- _YOUR GOAL_: Copy out every line containing the word "ciclo".
:: ITEMS
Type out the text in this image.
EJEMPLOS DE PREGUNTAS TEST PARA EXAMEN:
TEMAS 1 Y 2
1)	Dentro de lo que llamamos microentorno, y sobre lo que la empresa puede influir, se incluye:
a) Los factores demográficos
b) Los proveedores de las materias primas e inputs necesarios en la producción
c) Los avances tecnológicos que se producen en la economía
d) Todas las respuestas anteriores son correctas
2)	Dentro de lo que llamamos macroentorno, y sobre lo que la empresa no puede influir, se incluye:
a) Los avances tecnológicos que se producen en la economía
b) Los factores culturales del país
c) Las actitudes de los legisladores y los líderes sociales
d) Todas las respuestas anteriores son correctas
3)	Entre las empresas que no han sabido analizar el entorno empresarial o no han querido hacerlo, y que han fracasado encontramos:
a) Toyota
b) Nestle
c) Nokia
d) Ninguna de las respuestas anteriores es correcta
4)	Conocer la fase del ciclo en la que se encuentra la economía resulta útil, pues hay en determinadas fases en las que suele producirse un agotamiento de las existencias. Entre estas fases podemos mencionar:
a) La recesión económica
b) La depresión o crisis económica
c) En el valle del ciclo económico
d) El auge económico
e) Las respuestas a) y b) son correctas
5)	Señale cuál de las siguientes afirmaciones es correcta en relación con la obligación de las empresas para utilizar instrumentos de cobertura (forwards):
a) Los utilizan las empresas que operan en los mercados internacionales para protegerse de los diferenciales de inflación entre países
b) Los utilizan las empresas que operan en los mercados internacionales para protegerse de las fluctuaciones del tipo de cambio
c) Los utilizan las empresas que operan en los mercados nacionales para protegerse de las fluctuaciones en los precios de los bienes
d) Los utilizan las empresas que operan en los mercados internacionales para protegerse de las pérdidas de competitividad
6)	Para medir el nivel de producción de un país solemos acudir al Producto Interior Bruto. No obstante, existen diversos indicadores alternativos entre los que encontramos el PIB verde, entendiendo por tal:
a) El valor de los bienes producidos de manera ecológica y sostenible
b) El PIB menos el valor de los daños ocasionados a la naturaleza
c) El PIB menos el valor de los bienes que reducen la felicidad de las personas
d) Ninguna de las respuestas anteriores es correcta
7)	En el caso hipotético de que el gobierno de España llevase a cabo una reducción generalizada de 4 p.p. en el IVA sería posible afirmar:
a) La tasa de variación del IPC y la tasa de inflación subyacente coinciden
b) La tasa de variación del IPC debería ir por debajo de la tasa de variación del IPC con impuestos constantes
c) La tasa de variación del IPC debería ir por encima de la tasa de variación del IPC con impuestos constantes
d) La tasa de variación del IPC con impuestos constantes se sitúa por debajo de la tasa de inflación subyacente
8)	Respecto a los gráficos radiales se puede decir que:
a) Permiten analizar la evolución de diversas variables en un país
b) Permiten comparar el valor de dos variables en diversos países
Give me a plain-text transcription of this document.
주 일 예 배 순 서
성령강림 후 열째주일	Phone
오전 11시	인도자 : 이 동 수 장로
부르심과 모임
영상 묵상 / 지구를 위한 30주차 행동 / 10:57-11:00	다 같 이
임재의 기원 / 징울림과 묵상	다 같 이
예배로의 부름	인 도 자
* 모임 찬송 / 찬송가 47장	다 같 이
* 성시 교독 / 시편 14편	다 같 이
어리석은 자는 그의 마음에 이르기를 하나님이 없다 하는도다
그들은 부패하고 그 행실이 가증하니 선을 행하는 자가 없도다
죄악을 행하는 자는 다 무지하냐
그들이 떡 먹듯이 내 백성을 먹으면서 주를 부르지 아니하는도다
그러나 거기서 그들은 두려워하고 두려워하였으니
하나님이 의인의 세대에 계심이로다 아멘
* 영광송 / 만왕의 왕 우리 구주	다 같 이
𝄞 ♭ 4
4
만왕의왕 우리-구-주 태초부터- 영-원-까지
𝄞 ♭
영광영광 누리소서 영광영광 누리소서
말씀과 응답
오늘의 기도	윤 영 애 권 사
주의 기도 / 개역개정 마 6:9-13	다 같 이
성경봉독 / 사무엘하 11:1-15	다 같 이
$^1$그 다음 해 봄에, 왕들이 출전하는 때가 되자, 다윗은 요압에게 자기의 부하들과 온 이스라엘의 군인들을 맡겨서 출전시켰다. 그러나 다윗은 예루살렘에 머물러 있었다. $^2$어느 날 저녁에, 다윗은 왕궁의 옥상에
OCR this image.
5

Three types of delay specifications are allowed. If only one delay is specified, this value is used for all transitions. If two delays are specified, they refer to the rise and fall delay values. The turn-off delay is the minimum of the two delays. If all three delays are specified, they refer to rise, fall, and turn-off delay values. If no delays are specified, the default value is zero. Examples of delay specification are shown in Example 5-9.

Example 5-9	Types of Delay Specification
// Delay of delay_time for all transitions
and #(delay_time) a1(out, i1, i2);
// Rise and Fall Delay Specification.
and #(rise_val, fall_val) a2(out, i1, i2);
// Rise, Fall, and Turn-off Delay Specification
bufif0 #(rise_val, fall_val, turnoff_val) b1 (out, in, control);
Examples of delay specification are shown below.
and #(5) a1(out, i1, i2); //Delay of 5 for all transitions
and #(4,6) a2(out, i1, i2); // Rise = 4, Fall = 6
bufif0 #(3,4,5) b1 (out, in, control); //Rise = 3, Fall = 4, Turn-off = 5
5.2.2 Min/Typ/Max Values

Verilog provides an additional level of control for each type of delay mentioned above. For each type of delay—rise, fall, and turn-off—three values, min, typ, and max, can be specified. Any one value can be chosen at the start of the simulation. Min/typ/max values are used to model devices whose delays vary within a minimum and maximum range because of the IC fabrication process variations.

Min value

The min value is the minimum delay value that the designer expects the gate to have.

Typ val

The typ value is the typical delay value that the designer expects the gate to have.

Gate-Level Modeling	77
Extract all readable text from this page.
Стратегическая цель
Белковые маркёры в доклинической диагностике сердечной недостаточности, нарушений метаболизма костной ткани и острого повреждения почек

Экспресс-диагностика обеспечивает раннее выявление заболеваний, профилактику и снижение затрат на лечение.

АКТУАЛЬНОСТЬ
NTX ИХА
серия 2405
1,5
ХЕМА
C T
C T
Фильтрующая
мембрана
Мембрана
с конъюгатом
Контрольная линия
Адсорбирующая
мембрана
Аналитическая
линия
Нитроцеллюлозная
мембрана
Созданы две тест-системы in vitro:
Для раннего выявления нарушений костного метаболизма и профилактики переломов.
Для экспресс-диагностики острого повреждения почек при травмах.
::::
- _SOLVED EXERCISE_:
4)	Conocer la fase del ciclo en la que se encuentra la economía resulta útil, pues hay en determinadas fases en las que suele producirse un agotamiento de las existencias. Entre estas fases podemos mencionar:
c) En el valle del ciclo económico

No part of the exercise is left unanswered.